Activity list ->
(A) In the piece below about Paragraph's December 19 KGB reading, condense the paragraph beginning "A native New Yorker, Elizabeth Koster" into a shorter version that keeps its main facts.
(B) Write the next part of the piece below about Paragraph's December 19 KGB reading, picking up after its final sentence.
*** Document section ***
On Friday, December 19 Elizabeth Koster, Ilana Masad and Michael Shari shared their work at Paragraph’s last KGB reading series of 2014.
A native New Yorker, Elizabeth Koster is currently completing a memoir and an MFA in creative nonfiction at Columbia University. One of Elizabeth's essays about her mother's attempts to find her a husband before she died was published in The New York Times Modern Love column. She teaches creative writing at a Brooklyn public high school.
Ilana Masad is an Israeli-American writer and editor living in NYC. She is currently a columnist for McSweeney’s and has been published in Four Chambers Press, One Throne Magazine, Tin House's blog and more. In 2013 she received the Rex Warner Literary Prize from Oxford University. Find her at ilanamasad.com and @ilanaslightly.
*** End of Document section ***
*** Dataset records ***
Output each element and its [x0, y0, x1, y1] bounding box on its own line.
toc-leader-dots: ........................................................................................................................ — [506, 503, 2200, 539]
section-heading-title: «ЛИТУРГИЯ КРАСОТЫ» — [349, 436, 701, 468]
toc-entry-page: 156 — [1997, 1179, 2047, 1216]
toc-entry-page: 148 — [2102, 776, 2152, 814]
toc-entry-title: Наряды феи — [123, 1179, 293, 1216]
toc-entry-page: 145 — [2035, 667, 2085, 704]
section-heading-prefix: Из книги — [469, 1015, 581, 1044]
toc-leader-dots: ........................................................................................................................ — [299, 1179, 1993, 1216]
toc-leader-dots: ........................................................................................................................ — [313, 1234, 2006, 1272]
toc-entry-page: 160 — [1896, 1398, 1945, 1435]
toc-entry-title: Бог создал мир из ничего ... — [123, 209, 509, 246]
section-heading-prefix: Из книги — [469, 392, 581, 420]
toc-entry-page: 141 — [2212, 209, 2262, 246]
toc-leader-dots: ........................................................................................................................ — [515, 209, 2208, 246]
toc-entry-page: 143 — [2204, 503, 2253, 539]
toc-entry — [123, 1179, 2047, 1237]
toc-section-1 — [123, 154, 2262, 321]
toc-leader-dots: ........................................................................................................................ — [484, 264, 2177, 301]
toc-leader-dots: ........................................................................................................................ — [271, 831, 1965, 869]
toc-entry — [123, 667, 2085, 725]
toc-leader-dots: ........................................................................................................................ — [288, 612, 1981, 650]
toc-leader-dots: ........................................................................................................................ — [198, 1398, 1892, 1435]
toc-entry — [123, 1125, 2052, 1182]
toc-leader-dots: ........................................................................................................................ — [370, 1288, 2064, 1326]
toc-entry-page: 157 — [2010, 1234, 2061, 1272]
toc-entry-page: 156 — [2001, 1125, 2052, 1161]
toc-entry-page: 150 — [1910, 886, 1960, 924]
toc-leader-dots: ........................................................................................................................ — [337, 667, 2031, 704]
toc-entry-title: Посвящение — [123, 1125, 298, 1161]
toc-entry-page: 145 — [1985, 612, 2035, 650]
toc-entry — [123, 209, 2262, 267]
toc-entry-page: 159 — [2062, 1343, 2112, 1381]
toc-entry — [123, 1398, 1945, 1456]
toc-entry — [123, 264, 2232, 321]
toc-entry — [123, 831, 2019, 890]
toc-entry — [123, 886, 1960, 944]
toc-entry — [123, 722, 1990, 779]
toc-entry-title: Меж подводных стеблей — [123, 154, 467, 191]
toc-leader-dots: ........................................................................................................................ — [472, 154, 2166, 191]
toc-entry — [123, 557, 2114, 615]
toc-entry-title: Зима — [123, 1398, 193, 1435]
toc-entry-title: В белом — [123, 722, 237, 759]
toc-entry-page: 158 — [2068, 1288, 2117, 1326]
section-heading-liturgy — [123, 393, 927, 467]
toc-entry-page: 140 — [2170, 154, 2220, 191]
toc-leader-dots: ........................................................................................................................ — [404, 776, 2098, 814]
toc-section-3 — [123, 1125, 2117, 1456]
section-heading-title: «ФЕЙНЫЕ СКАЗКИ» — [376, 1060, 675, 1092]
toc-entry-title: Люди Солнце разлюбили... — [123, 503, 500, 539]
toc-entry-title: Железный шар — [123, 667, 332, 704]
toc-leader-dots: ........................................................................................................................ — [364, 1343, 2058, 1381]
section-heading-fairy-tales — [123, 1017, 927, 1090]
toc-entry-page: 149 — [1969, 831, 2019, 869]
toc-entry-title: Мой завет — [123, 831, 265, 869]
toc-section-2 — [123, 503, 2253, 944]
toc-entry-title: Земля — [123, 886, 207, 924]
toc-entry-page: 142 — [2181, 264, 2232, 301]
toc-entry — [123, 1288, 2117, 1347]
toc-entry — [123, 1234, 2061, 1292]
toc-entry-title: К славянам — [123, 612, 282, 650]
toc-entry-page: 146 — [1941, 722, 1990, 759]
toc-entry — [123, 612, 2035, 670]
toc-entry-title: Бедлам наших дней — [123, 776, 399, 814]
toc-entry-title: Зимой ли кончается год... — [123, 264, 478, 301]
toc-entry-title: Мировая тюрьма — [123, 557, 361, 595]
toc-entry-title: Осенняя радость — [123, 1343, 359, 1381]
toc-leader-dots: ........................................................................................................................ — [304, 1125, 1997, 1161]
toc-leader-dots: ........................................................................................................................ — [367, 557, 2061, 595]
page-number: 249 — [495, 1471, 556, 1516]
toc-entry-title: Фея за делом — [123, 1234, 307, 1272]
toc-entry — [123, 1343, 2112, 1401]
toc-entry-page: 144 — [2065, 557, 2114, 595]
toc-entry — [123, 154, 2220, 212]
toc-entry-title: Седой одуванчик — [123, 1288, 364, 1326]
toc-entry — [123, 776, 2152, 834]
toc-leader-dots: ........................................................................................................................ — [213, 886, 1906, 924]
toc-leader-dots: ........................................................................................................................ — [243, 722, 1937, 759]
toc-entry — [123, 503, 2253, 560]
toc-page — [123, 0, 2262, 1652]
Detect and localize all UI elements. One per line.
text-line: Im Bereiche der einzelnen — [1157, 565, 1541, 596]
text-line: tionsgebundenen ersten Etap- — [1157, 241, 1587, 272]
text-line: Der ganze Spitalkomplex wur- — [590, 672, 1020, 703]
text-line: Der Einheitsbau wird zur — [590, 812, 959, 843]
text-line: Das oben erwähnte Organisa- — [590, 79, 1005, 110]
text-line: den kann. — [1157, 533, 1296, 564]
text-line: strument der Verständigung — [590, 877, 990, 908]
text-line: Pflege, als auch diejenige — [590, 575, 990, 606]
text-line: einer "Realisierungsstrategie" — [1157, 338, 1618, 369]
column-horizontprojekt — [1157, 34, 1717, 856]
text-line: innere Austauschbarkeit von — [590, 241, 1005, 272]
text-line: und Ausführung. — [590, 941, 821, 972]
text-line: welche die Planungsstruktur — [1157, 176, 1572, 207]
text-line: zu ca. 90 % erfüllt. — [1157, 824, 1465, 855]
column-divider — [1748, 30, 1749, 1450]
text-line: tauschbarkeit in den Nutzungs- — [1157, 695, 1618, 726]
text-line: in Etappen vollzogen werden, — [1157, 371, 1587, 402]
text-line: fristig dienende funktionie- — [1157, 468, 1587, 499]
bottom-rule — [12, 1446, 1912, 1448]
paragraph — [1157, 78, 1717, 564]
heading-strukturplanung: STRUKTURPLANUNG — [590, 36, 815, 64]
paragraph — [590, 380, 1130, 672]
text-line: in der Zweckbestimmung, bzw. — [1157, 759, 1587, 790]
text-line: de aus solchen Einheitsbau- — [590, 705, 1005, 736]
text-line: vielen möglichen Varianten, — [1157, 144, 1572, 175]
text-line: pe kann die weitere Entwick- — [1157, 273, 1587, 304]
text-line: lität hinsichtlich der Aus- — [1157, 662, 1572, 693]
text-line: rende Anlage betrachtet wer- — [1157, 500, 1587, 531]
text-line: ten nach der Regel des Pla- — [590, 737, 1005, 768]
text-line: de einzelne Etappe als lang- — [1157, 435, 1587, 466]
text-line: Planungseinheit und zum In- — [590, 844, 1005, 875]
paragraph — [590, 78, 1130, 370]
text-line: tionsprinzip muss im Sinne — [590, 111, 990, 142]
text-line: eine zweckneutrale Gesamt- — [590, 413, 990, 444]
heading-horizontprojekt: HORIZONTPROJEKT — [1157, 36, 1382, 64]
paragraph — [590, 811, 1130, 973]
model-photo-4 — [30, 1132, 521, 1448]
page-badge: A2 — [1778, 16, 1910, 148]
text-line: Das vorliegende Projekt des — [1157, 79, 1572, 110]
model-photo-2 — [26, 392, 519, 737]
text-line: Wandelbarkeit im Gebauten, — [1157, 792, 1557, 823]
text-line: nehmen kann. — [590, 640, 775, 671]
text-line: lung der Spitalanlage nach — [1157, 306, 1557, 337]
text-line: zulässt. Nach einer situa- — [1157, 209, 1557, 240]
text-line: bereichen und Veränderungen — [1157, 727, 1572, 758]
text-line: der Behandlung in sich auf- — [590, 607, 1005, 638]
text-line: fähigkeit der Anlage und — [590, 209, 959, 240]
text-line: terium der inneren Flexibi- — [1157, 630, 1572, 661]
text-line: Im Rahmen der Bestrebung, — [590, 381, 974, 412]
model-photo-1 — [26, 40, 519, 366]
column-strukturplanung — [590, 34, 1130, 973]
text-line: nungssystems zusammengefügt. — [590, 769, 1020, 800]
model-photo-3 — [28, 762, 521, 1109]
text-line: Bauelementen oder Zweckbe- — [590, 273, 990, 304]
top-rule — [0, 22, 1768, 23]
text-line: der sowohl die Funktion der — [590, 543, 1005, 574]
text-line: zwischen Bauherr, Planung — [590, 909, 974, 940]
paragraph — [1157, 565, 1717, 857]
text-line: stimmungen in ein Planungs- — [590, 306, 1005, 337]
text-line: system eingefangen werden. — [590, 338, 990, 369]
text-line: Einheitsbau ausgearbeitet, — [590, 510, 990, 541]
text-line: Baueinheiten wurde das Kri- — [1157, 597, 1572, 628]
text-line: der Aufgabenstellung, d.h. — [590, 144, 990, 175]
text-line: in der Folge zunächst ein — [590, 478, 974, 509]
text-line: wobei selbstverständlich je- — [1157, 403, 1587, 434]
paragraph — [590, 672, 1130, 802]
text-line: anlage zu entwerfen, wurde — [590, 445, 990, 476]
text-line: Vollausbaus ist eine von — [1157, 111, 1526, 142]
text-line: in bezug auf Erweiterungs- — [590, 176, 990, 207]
*** End of Dataset records ***
Answers given ->
(A) Elizabeth Koster, a native New Yorker, is finishing a memoir and a creative nonfiction MFA at Columbia University. The New York Times Modern Love column published her essay about her mother's efforts to find her a husband before dying. She teaches creative writing at a Brooklyn public high school.

(B)
Michael Shari is a Contributing Editor at Barron’s in New York, where he covers hedge funds. He has won 12 external journalism awards, most of them in Asia. He spent 19 years in Asia as a foreign correspondent—for Agence France-Presse in Bangkok, the Miami Herald in Tokyo, Time in Jakarta, andBusinessWeek in Singapore. He has a bachelor of arts in literature and languages from Bennington College, where he majored in creative writing with the authors Joe McGinniss and Arturo Vivante. Born in Manhattan, he lives in Brooklyn with his wife and two children. He is the author of a memoir entitled, "Among the Living."